**Instructions to follow:** Every entry must be echoed exactly.

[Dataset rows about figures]
● ● ●

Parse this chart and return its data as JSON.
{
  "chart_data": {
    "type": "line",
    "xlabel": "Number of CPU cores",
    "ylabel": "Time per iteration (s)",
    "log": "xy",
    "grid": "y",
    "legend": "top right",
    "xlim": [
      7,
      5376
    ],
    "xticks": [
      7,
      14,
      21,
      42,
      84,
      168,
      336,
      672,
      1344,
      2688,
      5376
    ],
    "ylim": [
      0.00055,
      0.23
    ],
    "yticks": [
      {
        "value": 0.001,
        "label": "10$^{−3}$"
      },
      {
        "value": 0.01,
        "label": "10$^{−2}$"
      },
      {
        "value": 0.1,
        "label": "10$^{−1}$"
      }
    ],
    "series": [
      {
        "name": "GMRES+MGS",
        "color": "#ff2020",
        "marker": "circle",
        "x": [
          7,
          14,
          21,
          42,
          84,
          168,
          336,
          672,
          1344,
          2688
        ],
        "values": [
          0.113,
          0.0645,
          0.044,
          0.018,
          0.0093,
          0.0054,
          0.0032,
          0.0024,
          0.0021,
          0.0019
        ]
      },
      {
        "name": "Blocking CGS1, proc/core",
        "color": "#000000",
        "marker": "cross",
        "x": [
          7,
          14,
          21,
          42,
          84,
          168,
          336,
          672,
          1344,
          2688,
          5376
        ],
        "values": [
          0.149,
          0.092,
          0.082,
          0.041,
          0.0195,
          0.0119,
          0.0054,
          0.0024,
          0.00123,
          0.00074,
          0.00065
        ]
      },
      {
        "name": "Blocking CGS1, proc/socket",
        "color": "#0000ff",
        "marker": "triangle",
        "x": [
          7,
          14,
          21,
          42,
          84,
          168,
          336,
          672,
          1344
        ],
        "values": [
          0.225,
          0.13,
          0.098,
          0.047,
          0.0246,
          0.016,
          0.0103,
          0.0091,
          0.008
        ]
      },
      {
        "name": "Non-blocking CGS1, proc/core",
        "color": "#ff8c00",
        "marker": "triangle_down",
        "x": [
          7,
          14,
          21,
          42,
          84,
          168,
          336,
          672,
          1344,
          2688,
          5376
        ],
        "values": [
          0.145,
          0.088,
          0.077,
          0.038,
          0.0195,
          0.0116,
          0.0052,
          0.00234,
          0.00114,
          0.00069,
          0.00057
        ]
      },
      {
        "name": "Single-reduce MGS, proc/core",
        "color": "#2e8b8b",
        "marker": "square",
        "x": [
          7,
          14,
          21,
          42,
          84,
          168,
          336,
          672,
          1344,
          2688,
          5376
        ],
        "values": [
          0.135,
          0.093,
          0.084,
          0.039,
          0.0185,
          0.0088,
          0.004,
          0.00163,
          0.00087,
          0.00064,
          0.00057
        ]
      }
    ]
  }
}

● ● ●

**Response below:**
Parse this chart and return its data as JSON.
{
  "chart_data": {
    "type": "line",
    "xlabel": "Number of CPU cores",
    "ylabel": "Time per iteration (s)",
    "log": "xy",
    "grid": "y",
    "legend": "top right",
    "xlim": [
      7,
      5376
    ],
    "xticks": [
      7,
      14,
      21,
      42,
      84,
      168,
      336,
      672,
      1344,
      2688,
      5376
    ],
    "ylim": [
      0.00055,
      0.23
    ],
    "yticks": [
      {
        "value": 0.001,
        "label": "10$^{−3}$"
      },
      {
        "value": 0.01,
        "label": "10$^{−2}$"
      },
      {
        "value": 0.1,
        "label": "10$^{−1}$"
      }
    ],
    "series": [
      {
        "name": "GMRES+MGS",
        "color": "#ff2020",
        "marker": "circle",
        "x": [
          7,
          14,
          21,
          42,
          84,
          168,
          336,
          672,
          1344,
          2688
        ],
        "values": [
          0.113,
          0.0645,
          0.044,
          0.018,
          0.0093,
          0.0054,
          0.0032,
          0.0024,
          0.0021,
          0.0019
        ]
      },
      {
        "name": "Blocking CGS1, proc/core",
        "color": "#000000",
        "marker": "cross",
        "x": [
          7,
          14,
          21,
          42,
          84,
          168,
          336,
          672,
          1344,
          2688,
          5376
        ],
        "values": [
          0.149,
          0.092,
          0.082,
          0.041,
          0.0195,
          0.0119,
          0.0054,
          0.0024,
          0.00123,
          0.00074,
          0.00065
        ]
      },
      {
        "name": "Blocking CGS1, proc/socket",
        "color": "#0000ff",
        "marker": "triangle",
        "x": [
          7,
          14,
          21,
          42,
          84,
          168,
          336,
          672,
          1344
        ],
        "values": [
          0.225,
          0.13,
          0.098,
          0.047,
          0.0246,
          0.016,
          0.0103,
          0.0091,
          0.008
        ]
      },
      {
        "name": "Non-blocking CGS1, proc/core",
        "color": "#ff8c00",
        "marker": "triangle_down",
        "x": [
          7,
          14,
          21,
          42,
          84,
          168,
          336,
          672,
          1344,
          2688,
          5376
        ],
        "values": [
          0.145,
          0.088,
          0.077,
          0.038,
          0.0195,
          0.0116,
          0.0052,
          0.00234,
          0.00114,
          0.00069,
          0.00057
        ]
      },
      {
        "name": "Single-reduce MGS, proc/core",
        "color": "#2e8b8b",
        "marker": "square",
        "x": [
          7,
          14,
          21,
          42,
          84,
          168,
          336,
          672,
          1344,
          2688,
          5376
        ],
        "values": [
          0.135,
          0.093,
          0.084,
          0.039,
          0.0185,
          0.0088,
          0.004,
          0.00163,
          0.00087,
          0.00064,
          0.00057
        ]
      }
    ]
  }
}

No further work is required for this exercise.